*** TEXT ***

And now I don't know what to do because I feel like either way I will be sad because I know one side won't be happy and it feels like I just have to choose which side I upset depending on my decision....

WWYD?

OP posts:
Astro55 · 18/12/2016 08:34

I add my sister to mine for a weekend when she comes to see us - it's £15 -

wannabestressfree · 18/12/2016 08:46

It feels like you have already decided and are looking for validation.

AcrossthePond55 · 18/12/2016 13:44

I understand you not wanting to out yourself. But it's hard to give valid advice if one only knows half the story. You say that he is partially to blame for not saying 'no' at some point. Again, without the facts it's impossible to know whether or not he should have said no or if there was great familial pressure to let things go on or if your parents would even have listened to him if he had said no.

Do your parents really understand how upset your DH is about the situation? Have they ever attempted to apologize or make things right?

I still think your first loyalty should be to your husband. And I can't imagine spending Xmas Eve night away from mine. Nor would my parents ever expect me to.

thetwocultures · 18/12/2016 14:47

It REALLY wouldn't make sense to insure myself on OHs car.
He's usually on the road for his job which means he's out of the house 7am - 9pm on some days, usually weekends are spent together apart from Xmas eve as of this year. If at any other time I had other plans he would make himself busy ie go to work in his office - which he needs his car for or catch up with one of his friends - which he needs his car for . We live in the middle of nowhere and I'm already wasting hours everyday getting to and from work due to minimal bus coverage in the area so it makes a lot more sense that I insure my own car rather than be an add. driver on a car I hate driving + it's usually being used by someone anyway.

I have made my decision already yes, I will spend Friday with OH and won't sleep over at my DPs. But I have told my DPs I will get there early Xmas Eve Morning so I could help my DM with the preparations.
I will have a look at insuring my own car first, or get a lift from my DF or in a last resort get OH to suck it up and give me a lift.

*** End of TEXT ***

● PROMPT 1: In the forum thread, rewrite the paragraph beginning "I understand you not wanting to out yourself" as a shorter version that keeps its main facts.
● PROMPT 2: Reproduce word for word the part of the forum thread starting with "I understand you" and going on through "expect me to.".
● PROMPT 3: According to the forum thread, why does the poster say it makes more sense to insure her own car than to be added as a driver on her partner's car?
The entries that come after the forum thread aren't needed for any of this.

*** SUPPLIED RECORDS ***

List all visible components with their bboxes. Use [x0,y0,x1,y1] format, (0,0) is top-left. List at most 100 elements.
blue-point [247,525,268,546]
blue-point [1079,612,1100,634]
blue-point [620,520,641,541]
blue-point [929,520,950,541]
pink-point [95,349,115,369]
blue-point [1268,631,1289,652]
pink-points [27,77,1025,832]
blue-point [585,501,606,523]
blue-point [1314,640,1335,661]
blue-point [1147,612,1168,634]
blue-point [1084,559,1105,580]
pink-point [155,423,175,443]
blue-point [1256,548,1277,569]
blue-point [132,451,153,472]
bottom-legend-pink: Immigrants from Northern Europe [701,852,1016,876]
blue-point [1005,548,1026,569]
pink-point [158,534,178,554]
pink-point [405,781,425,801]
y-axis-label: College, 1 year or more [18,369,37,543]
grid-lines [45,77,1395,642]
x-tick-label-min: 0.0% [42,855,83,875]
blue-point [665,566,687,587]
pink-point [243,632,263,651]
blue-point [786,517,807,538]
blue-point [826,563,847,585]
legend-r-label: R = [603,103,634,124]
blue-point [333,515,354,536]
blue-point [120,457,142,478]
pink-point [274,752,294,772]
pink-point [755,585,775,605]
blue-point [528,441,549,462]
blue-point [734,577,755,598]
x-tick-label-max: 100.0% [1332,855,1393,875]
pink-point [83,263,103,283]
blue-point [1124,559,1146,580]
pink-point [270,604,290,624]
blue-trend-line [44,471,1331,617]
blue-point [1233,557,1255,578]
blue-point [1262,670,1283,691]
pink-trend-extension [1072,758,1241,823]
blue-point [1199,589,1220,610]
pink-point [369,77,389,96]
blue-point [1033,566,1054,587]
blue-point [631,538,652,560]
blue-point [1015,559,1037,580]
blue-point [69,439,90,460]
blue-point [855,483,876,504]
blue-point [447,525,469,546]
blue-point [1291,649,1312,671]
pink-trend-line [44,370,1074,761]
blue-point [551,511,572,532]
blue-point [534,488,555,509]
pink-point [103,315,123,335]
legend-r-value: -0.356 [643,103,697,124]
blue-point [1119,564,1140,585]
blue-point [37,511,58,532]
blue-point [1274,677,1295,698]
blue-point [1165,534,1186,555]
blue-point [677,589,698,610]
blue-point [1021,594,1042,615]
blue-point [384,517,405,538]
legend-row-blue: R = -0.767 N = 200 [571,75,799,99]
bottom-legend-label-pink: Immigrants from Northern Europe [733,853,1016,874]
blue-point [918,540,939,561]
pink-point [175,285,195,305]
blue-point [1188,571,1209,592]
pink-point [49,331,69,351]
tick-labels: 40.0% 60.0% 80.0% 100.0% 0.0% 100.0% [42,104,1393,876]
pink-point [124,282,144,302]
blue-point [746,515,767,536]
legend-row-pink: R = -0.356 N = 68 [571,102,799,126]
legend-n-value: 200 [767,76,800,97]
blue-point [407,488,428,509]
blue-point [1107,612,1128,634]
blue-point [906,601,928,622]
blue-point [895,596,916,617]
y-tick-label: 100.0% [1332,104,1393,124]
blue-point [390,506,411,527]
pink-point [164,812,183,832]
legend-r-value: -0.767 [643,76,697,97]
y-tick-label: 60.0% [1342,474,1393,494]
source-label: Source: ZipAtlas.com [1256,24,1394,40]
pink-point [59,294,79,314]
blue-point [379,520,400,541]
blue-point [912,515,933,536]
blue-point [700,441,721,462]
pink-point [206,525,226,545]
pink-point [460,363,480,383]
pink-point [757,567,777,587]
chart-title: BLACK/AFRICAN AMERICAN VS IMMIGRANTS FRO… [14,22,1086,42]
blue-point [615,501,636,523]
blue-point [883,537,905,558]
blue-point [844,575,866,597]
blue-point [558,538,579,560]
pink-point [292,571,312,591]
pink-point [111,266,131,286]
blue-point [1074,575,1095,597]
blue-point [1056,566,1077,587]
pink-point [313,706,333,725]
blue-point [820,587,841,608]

*** End of SUPPLIED RECORDS ***

● ANSWER 1: The writer understands not wanting to reveal one's identity, but says good advice is hard to give when only half the story is known. The poster says he is partly to blame for never saying "no." Without the facts, though, no one can tell whether he should have, whether there was strong family pressure to let things go on, or whether the parents would even have listened to him.

● ANSWER 2:
I understand you not wanting to out yourself. But it's hard to give valid advice if one only knows half the story. You say that he is partially to blame for not saying 'no' at some point. Again, without the facts it's impossible to know whether or not he should have said no or if there was great familial pressure to let things go on or if your parents would even have listened to him if he had said no.

Do your parents really understand how upset your DH is about the situation? Have they ever attempted to apologize or make things right?

I still think your first loyalty should be to your husband. And I can't imagine spending Xmas Eve night away from mine. Nor would my parents ever expect me to.

● ANSWER 3: Her partner's car is usually in use, since he is on the road for his job and needs it for his office or to see friends. They live in the middle of nowhere with minimal bus coverage. She also hates driving his car.